(Stored data)
━━━━━━━━━━━━━━━━━━━━━━━━━━━━━━
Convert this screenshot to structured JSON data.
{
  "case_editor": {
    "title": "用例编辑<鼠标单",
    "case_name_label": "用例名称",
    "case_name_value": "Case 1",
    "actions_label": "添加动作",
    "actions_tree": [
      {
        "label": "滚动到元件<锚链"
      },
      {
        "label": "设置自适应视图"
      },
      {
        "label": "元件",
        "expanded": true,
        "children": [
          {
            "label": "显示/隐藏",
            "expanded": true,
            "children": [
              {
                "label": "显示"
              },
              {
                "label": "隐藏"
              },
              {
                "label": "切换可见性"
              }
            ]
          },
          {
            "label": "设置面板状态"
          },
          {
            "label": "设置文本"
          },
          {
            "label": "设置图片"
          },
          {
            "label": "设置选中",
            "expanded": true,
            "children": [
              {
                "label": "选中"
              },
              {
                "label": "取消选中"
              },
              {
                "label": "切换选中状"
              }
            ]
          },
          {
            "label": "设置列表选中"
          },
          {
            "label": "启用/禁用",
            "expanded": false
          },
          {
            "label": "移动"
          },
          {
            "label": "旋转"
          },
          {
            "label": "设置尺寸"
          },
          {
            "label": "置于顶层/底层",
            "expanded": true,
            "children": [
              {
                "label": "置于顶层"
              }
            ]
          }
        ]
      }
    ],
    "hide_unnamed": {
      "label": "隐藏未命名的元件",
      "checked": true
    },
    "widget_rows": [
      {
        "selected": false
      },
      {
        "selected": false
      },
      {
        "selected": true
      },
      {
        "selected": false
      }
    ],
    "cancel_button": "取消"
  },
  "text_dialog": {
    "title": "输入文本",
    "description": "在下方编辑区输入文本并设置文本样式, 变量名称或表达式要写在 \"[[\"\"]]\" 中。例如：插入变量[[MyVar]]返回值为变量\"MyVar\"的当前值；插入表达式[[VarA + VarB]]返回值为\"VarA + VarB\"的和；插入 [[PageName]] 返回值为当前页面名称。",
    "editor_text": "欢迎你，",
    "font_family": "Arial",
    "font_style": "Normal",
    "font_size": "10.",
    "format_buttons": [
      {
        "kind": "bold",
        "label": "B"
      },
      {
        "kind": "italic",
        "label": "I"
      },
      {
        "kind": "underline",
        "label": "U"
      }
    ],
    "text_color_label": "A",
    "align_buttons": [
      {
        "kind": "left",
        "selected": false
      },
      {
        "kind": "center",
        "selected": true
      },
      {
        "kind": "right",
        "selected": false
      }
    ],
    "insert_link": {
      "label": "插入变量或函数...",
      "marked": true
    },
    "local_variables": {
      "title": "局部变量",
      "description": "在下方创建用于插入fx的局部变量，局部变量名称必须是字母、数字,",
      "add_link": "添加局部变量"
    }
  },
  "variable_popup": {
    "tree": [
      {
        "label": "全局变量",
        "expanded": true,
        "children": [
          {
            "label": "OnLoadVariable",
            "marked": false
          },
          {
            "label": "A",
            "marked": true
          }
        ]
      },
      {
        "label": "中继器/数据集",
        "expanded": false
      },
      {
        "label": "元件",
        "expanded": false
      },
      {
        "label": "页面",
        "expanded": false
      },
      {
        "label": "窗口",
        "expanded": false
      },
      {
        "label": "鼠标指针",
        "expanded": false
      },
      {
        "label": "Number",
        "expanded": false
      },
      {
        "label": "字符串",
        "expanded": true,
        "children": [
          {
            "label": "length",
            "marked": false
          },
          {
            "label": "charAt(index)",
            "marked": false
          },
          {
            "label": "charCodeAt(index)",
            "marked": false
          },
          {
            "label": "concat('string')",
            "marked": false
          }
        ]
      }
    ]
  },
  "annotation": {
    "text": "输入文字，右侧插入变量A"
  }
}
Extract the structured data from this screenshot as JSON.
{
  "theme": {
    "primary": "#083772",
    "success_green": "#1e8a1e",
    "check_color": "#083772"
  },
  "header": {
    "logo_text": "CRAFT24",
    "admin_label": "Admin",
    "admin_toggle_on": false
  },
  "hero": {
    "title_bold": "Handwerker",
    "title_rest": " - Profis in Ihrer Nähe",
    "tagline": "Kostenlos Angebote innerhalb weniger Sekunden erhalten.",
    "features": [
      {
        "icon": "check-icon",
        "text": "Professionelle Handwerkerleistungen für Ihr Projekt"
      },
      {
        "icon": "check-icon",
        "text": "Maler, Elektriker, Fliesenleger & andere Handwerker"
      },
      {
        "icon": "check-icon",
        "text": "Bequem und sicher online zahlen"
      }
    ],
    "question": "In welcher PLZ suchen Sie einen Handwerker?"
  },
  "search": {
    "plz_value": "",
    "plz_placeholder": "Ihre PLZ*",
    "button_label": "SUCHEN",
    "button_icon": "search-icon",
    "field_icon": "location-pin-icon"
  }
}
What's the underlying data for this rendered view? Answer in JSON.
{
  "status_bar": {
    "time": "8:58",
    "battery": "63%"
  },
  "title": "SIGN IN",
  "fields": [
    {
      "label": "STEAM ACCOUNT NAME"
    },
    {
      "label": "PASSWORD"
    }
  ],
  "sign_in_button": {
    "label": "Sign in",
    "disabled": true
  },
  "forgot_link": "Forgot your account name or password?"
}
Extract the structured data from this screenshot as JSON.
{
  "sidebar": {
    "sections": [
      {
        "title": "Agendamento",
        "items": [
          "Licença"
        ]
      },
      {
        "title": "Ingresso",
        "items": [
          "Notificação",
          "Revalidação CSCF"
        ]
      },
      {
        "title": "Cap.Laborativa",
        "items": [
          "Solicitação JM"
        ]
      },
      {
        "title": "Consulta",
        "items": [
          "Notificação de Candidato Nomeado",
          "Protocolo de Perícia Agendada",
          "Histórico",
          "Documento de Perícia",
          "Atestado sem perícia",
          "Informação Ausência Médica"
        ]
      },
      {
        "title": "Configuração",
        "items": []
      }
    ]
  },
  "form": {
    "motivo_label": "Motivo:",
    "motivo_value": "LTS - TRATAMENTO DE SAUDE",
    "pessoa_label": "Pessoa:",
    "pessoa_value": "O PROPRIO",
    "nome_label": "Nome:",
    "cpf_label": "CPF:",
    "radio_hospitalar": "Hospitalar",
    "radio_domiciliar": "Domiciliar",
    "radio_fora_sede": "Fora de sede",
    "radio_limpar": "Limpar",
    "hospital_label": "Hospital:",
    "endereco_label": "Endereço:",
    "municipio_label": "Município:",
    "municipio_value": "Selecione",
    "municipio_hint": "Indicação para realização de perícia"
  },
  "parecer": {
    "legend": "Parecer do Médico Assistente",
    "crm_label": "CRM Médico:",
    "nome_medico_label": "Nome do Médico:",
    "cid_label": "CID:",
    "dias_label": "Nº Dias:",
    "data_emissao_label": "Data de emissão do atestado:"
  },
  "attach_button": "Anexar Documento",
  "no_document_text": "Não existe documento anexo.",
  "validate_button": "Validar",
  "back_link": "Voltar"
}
━━━━━━━━━━━━━━━━━━━━━━━━━━━━━━
TO DO —
Repeat the line containing "What's the underlying" and all subsequent lines through the final line of the data, exactly and with no others.

SOLUTION TO THIS PROBLEM —
What's the underlying data for this rendered view? Answer in JSON.
{
  "status_bar": {
    "time": "8:58",
    "battery": "63%"
  },
  "title": "SIGN IN",
  "fields": [
    {
      "label": "STEAM ACCOUNT NAME"
    },
    {
      "label": "PASSWORD"
    }
  ],
  "sign_in_button": {
    "label": "Sign in",
    "disabled": true
  },
  "forgot_link": "Forgot your account name or password?"
}
Extract the structured data from this screenshot as JSON.
{
  "sidebar": {
    "sections": [
      {
        "title": "Agendamento",
        "items": [
          "Licença"
        ]
      },
      {
        "title": "Ingresso",
        "items": [
          "Notificação",
          "Revalidação CSCF"
        ]
      },
      {
        "title": "Cap.Laborativa",
        "items": [
          "Solicitação JM"
        ]
      },
      {
        "title": "Consulta",
        "items": [
          "Notificação de Candidato Nomeado",
          "Protocolo de Perícia Agendada",
          "Histórico",
          "Documento de Perícia",
          "Atestado sem perícia",
          "Informação Ausência Médica"
        ]
      },
      {
        "title": "Configuração",
        "items": []
      }
    ]
  },
  "form": {
    "motivo_label": "Motivo:",
    "motivo_value": "LTS - TRATAMENTO DE SAUDE",
    "pessoa_label": "Pessoa:",
    "pessoa_value": "O PROPRIO",
    "nome_label": "Nome:",
    "cpf_label": "CPF:",
    "radio_hospitalar": "Hospitalar",
    "radio_domiciliar": "Domiciliar",
    "radio_fora_sede": "Fora de sede",
    "radio_limpar": "Limpar",
    "hospital_label": "Hospital:",
    "endereco_label": "Endereço:",
    "municipio_label": "Município:",
    "municipio_value": "Selecione",
    "municipio_hint": "Indicação para realização de perícia"
  },
  "parecer": {
    "legend": "Parecer do Médico Assistente",
    "crm_label": "CRM Médico:",
    "nome_medico_label": "Nome do Médico:",
    "cid_label": "CID:",
    "dias_label": "Nº Dias:",
    "data_emissao_label": "Data de emissão do atestado:"
  },
  "attach_button": "Anexar Documento",
  "no_document_text": "Não existe documento anexo.",
  "validate_button": "Validar",
  "back_link": "Voltar"
}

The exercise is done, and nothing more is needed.